╔══

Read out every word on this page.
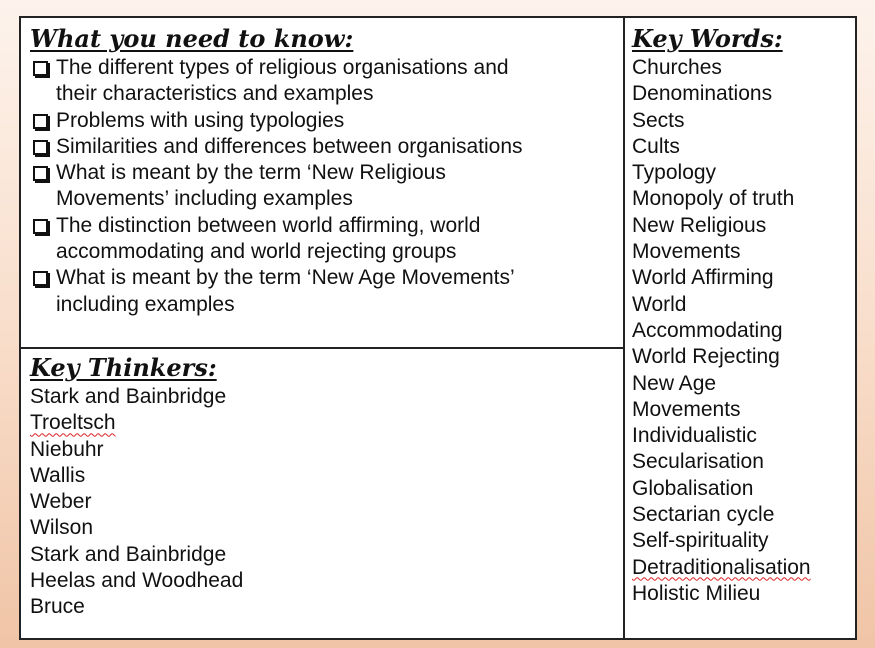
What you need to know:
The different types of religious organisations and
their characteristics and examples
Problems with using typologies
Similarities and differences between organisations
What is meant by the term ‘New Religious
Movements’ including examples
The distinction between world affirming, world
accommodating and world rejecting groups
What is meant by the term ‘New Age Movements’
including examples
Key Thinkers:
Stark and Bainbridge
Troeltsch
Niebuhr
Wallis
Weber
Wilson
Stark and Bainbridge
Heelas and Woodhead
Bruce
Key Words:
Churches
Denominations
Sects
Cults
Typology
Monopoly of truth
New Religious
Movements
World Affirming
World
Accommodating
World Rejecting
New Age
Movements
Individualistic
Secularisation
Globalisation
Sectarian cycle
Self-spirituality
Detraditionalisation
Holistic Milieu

╚══

▶ [Task instructions] Omit every picture while copying the listing above exactly.

▶ [Response to the task]
Read out every word on this page.
What you need to know:
The different types of religious organisations and
their characteristics and examples
Problems with using typologies
Similarities and differences between organisations
What is meant by the term ‘New Religious
Movements’ including examples
The distinction between world affirming, world
accommodating and world rejecting groups
What is meant by the term ‘New Age Movements’
including examples
Key Thinkers:
Stark and Bainbridge
Troeltsch
Niebuhr
Wallis
Weber
Wilson
Stark and Bainbridge
Heelas and Woodhead
Bruce
Key Words:
Churches
Denominations
Sects
Cults
Typology
Monopoly of truth
New Religious
Movements
World Affirming
World
Accommodating
World Rejecting
New Age
Movements
Individualistic
Secularisation
Globalisation
Sectarian cycle
Self-spirituality
Detraditionalisation
Holistic Milieu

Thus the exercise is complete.